[EXERCISE INPUT]:
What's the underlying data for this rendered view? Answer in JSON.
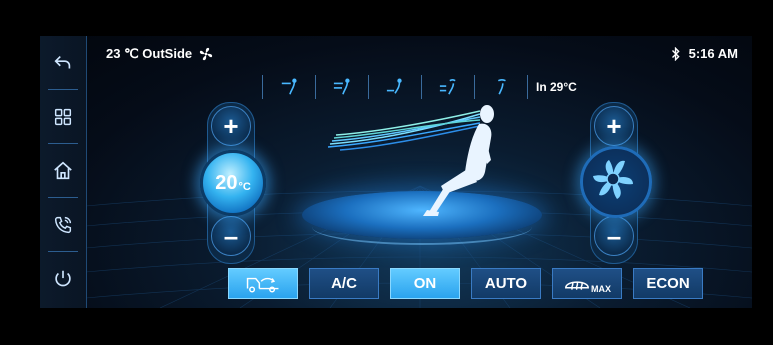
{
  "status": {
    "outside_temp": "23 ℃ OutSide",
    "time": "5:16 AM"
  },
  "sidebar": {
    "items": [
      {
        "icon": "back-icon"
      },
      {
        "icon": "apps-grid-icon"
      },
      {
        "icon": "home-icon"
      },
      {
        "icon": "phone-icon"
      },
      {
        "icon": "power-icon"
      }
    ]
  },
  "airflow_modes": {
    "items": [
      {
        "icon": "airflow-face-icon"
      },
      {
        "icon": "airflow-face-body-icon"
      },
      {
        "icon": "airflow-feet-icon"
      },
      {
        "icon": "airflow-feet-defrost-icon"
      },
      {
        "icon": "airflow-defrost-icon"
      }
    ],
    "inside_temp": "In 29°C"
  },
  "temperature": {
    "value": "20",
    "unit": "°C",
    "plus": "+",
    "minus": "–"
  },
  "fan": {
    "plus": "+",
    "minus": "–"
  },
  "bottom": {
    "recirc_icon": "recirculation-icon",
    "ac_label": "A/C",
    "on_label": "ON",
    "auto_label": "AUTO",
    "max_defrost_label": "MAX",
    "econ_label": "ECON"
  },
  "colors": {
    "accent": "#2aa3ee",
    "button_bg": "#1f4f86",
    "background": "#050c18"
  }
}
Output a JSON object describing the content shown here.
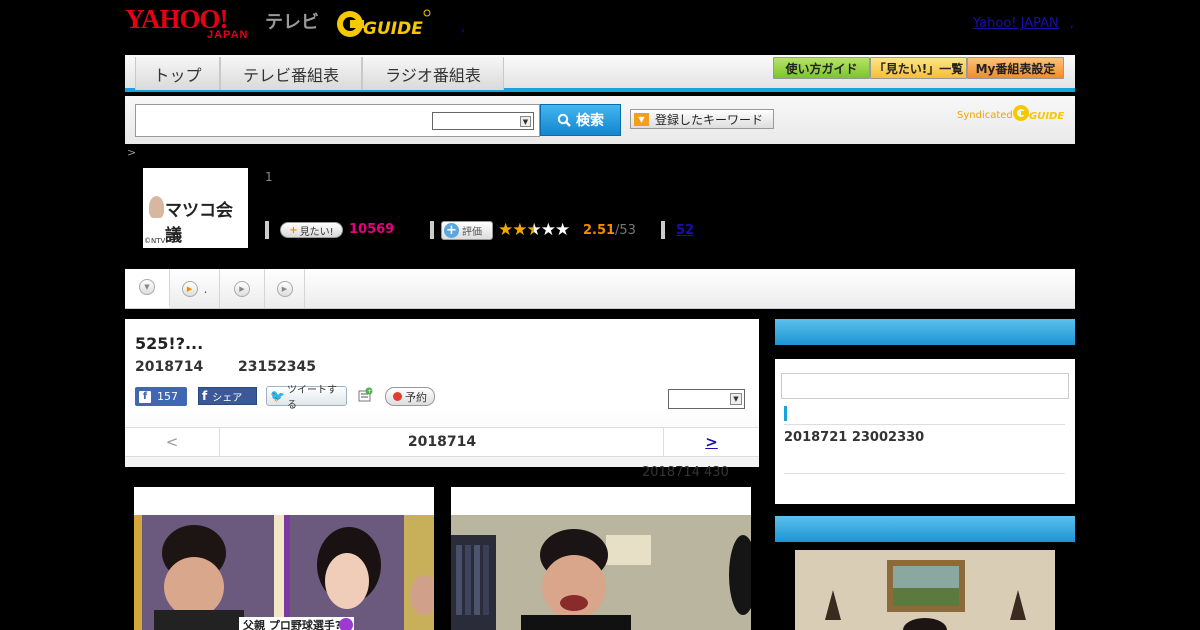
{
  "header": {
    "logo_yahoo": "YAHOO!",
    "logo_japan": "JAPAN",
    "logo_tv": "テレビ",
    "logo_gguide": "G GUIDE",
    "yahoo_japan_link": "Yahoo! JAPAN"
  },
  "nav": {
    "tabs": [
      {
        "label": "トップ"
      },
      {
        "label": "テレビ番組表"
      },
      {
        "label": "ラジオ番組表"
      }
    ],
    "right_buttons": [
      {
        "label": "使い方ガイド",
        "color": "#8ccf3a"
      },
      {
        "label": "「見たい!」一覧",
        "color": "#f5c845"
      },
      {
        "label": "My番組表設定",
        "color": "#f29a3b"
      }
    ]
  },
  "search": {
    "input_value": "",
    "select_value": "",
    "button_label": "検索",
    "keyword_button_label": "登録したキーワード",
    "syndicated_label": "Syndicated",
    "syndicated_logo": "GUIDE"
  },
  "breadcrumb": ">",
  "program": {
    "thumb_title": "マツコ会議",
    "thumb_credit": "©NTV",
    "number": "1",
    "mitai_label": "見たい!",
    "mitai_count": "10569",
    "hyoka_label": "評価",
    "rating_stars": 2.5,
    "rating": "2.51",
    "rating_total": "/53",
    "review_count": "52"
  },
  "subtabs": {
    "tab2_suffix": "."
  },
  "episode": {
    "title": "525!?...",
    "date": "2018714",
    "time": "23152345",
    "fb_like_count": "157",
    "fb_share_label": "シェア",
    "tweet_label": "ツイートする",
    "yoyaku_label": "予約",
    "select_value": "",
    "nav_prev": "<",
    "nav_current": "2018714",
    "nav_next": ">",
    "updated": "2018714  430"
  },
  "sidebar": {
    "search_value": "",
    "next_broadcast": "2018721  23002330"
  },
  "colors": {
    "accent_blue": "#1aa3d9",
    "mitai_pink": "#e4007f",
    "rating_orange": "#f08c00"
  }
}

[PROBLEM REQUIREMENTS]:
Pick out each line containing the string "icon" and copy it.

[ANSWER TO THIS EXERCISE]:
        "icon": "back-icon"
        "icon": "apps-grid-icon"
        "icon": "home-icon"
        "icon": "phone-icon"
        "icon": "power-icon"
        "icon": "airflow-face-icon"
        "icon": "airflow-face-body-icon"
        "icon": "airflow-feet-icon"
        "icon": "airflow-feet-defrost-icon"
        "icon": "airflow-defrost-icon"
    "recirc_icon": "recirculation-icon",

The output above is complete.